> Records supplied:

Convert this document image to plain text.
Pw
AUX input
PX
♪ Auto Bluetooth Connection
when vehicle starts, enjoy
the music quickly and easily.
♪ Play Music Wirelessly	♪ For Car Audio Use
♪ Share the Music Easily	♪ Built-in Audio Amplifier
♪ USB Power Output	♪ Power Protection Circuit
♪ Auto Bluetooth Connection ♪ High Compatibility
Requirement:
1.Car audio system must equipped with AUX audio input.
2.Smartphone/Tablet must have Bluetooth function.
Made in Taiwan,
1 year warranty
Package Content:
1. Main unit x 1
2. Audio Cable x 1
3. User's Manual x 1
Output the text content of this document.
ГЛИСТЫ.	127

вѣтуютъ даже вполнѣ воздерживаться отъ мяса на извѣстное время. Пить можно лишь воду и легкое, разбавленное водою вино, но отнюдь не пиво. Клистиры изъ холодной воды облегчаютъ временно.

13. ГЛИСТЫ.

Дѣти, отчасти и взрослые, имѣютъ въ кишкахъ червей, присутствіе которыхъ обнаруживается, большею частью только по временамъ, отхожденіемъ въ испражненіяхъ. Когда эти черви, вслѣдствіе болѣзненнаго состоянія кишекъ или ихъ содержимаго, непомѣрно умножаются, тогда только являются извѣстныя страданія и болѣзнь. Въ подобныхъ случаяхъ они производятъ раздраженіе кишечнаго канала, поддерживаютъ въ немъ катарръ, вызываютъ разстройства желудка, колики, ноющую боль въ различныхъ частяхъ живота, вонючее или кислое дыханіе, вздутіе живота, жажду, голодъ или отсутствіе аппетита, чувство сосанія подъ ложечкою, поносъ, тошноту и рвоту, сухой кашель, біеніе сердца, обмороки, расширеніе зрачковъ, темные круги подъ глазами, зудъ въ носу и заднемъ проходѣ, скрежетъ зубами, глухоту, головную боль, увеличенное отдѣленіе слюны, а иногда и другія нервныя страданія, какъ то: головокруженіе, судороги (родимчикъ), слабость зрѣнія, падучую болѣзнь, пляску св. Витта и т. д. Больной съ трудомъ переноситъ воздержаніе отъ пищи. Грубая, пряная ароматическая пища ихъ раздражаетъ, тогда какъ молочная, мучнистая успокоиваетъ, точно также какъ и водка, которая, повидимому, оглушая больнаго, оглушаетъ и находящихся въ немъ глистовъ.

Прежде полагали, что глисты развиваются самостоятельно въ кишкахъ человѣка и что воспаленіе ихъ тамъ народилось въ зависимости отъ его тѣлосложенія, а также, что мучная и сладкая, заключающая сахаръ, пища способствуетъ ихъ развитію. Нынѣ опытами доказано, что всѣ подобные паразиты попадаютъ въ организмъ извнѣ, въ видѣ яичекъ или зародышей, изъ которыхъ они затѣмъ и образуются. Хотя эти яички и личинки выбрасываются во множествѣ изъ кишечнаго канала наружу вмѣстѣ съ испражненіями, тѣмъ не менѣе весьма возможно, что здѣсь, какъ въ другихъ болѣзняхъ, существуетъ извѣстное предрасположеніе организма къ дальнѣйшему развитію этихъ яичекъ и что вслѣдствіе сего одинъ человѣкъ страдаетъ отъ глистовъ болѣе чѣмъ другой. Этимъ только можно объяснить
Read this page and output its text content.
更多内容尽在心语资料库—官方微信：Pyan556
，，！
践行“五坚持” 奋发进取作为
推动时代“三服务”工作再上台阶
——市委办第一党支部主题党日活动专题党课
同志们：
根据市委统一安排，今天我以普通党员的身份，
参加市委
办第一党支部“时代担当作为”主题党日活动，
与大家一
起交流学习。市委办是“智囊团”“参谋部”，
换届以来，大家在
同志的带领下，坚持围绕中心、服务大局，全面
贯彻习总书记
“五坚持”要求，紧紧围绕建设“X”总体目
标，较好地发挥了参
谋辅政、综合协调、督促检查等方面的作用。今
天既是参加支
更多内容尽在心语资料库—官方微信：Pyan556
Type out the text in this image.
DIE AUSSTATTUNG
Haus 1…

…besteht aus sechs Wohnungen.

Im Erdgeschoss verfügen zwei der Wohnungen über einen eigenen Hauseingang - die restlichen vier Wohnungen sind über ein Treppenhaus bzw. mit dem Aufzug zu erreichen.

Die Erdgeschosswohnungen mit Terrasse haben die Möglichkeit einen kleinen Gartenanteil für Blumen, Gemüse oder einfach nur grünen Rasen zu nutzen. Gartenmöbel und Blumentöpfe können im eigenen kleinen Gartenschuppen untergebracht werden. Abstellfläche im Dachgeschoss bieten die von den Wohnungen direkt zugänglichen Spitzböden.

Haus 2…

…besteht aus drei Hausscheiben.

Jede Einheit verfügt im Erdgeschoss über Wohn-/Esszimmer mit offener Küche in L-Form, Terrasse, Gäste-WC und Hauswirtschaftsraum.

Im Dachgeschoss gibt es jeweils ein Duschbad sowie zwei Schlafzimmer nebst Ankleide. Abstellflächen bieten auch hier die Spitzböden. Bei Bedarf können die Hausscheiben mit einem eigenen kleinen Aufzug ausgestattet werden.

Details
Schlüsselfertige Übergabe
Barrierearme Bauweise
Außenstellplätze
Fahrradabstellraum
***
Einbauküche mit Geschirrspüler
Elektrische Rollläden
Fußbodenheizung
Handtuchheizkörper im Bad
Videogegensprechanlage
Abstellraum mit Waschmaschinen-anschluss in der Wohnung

> Aim: Extract lines where the string "text" occurs.

> Written response:
Convert this document image to plain text.
Output the text content of this document.
Read this page and output its text content.
Type out the text in this image.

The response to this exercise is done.